British-owned Liberty Steel, which recently agreed to buy Galati steelworks in Romania, is set for another major expansion of its steel production capacity in continental Europe following a conditional agreement announced on November 2nd to acquire ArcelorMittal mills in Belgium and Luxembourg from Arcelor Mittal.
Liberty, part of Sanjeev Gupta’s global GFG Alliance, has struck a conditional agreement to buy the Flemalle and Tilleur sites employing a total of 720 people near Liege, Belgium and the 225-worker Dudelange, Luxembourg facility.
This reinforces the Group’s growth plan for Europe following the statement earlier this month , on12th October, that it had reached conditional agreement with ArcelorMittal to acquire the major integrated works at Galati along with Ostrava in the Czech Republic and mills at Skopje in Macedonia and Piombino in Italy. In total these plants employ 12,500 with Galati alone employing around 5,600 people.
Both deals are subject to approval by the European Commission and other local processes including the conclusion of information consultations with local and European Works Councils.
In common with the plants in eastern Europe and Italy, the sites at Liege and Dudelange are profitable assets that will further consolidate Liberty’s growing presence in continental Europe. This already includes the Liberty Wheels France plant at Chateauroux and, following the imminently anticipated completion of its acquisition from Rio Tinto, will also include Europe’s largest aluminium smelter at Dunkerque.
Liberty aims to retain all jobs across all of the ArcelorMittal sites following completion of the deals and to pursue growth plans for these businesses.
-- -- --
• WHAT IS EXPECTED: Rewrite the passage of the Liberty Steel article from "British-owned Liberty Steel, which" to "from Arcelor Mittal.", putting "UK-owned" in place of "British-owned".

• GIVEN ENTRIES:
-- -- --
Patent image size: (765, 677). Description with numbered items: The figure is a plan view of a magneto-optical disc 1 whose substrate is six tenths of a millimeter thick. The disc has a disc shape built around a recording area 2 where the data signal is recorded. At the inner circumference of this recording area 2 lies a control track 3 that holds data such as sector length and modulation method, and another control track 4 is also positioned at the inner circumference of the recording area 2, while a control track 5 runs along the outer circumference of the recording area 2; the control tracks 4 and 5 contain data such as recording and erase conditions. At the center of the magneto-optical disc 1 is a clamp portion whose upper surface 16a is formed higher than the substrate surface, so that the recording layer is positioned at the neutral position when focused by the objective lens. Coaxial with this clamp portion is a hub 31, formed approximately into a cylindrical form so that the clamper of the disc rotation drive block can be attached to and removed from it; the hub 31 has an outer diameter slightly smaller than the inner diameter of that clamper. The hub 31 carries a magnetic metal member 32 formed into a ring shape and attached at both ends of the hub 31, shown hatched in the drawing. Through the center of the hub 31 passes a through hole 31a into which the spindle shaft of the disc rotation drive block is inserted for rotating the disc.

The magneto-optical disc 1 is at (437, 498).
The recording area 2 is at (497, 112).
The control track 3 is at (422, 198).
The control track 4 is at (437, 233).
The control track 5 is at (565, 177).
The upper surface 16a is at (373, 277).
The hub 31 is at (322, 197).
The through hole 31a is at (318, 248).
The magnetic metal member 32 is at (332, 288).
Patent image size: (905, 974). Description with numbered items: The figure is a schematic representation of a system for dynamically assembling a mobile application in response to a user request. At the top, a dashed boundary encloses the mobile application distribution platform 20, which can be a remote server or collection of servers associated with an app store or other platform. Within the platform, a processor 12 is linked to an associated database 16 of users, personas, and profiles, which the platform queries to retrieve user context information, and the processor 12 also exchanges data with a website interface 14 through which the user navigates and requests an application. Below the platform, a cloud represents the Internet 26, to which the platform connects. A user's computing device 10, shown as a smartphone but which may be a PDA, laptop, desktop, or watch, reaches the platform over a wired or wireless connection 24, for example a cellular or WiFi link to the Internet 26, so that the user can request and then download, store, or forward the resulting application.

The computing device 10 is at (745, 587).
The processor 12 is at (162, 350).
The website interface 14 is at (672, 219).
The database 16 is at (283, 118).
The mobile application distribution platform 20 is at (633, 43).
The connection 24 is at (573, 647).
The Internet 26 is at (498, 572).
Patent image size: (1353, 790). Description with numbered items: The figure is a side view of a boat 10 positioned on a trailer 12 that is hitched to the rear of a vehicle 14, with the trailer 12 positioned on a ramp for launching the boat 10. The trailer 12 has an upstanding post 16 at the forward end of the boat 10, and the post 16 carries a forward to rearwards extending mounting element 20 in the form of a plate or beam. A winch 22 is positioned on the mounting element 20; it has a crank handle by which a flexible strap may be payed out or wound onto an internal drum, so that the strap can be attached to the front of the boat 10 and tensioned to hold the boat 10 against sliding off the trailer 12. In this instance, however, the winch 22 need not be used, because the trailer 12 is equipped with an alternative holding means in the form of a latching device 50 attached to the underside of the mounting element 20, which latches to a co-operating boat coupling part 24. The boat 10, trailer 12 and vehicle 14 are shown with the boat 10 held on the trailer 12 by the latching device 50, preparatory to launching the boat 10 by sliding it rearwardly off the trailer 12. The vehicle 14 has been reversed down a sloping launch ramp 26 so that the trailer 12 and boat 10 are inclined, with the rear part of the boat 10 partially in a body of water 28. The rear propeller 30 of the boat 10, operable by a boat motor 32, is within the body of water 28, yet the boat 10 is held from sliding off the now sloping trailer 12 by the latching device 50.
-- -- --
• EXERCISE SOLUTION:
UK-owned Liberty Steel, which recently agreed to buy Galati steelworks in Romania, is set for another major expansion of its steel production capacity in continental Europe following a conditional agreement announced on November 2nd to acquire ArcelorMittal mills in Belgium and Luxembourg from Arcelor Mittal.